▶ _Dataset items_

* START *

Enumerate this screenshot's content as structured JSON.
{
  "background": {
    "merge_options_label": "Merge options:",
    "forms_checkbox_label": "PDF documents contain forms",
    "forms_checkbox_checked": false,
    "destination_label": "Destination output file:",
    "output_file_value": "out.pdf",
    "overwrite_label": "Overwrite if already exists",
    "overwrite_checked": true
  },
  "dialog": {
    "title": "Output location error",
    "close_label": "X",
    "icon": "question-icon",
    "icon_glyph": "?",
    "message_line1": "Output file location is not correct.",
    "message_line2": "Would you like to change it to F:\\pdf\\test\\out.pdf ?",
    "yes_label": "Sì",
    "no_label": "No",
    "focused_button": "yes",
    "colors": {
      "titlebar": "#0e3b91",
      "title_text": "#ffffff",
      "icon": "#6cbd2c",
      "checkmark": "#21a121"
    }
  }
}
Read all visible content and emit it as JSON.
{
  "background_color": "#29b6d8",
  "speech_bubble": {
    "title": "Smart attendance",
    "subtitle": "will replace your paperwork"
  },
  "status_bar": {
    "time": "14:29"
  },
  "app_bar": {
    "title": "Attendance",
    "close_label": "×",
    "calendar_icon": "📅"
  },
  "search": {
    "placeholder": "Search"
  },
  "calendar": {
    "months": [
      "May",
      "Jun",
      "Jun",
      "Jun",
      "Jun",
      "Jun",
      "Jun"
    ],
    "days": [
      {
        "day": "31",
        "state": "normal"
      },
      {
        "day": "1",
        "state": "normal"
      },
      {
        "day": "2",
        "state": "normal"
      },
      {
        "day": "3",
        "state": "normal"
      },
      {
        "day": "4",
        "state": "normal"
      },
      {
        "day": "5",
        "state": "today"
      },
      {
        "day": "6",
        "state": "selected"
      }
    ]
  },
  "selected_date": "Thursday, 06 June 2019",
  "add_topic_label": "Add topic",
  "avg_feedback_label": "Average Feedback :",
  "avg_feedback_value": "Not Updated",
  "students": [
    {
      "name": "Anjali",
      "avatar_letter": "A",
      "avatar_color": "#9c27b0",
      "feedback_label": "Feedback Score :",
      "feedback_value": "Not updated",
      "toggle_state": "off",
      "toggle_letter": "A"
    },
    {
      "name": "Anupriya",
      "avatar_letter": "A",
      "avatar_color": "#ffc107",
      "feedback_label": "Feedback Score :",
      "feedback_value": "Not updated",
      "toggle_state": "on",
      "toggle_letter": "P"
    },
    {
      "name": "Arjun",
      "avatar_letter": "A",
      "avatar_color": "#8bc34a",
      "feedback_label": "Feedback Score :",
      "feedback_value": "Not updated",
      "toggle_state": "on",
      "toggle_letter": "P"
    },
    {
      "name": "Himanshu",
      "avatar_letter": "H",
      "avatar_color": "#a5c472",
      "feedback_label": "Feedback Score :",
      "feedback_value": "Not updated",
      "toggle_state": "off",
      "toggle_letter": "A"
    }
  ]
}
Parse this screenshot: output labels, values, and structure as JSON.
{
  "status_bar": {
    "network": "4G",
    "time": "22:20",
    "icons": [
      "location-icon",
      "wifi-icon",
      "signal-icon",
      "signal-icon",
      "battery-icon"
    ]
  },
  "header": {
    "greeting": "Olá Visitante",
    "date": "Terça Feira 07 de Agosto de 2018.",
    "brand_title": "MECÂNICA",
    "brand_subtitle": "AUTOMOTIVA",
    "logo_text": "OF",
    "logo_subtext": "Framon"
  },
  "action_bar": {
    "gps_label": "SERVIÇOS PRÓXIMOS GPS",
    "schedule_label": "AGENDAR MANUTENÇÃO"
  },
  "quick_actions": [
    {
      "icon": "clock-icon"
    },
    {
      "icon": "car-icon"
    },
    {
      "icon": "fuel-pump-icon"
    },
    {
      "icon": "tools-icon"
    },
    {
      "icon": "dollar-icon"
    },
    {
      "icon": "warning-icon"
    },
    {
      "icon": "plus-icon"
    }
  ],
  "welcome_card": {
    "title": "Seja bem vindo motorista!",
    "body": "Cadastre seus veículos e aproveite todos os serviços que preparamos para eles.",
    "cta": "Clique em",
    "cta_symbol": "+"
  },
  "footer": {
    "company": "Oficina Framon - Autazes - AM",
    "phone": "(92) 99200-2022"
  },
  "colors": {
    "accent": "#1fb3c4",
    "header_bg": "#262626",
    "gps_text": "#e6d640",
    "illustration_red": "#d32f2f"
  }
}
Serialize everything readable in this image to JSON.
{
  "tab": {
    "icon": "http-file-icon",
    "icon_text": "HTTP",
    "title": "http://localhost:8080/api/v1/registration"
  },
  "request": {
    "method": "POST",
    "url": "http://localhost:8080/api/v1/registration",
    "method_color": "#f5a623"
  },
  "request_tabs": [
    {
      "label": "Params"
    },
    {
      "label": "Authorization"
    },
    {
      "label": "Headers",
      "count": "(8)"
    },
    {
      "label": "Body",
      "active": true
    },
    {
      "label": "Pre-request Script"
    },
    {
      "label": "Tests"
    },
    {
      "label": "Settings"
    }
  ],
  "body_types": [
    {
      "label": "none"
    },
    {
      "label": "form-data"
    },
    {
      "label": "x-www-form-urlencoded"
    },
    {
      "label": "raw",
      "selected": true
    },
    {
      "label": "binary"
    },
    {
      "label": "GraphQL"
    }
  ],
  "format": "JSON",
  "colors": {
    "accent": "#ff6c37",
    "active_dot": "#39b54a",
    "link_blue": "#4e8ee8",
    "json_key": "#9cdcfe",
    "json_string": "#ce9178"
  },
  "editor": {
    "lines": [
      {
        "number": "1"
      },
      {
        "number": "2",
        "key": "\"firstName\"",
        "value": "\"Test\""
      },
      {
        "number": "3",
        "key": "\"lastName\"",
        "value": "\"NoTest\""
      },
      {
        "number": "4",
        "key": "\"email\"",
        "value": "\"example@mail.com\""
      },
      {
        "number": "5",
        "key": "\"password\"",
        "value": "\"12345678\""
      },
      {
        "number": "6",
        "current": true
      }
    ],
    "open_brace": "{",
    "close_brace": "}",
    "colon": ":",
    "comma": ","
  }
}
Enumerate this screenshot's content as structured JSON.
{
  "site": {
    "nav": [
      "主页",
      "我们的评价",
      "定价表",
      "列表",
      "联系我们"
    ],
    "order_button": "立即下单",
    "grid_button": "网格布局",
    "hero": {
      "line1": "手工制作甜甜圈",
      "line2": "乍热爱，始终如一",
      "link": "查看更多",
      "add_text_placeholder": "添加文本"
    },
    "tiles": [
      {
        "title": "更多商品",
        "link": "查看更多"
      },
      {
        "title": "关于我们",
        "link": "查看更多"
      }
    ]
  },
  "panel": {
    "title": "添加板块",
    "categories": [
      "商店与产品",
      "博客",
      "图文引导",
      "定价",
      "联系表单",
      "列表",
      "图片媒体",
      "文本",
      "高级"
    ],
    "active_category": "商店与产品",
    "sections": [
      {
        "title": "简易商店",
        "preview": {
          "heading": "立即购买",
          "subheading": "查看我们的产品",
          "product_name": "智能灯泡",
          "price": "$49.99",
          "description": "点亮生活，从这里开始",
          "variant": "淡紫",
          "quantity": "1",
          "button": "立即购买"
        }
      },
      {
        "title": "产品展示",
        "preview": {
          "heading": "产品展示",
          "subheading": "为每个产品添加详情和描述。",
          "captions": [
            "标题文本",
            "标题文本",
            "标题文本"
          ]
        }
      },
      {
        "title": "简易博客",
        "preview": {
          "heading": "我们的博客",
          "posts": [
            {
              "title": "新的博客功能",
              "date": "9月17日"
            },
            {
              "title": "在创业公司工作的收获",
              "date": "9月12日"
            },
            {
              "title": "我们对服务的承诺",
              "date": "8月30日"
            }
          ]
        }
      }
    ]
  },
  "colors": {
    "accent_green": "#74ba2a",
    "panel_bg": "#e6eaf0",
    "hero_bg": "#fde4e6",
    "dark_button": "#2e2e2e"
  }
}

* END *

▶ _The request_
List all lines in the material containing the string "Framon".

▶ _Exercise output_
    "logo_subtext": "Framon"
    "company": "Oficina Framon - Autazes - AM",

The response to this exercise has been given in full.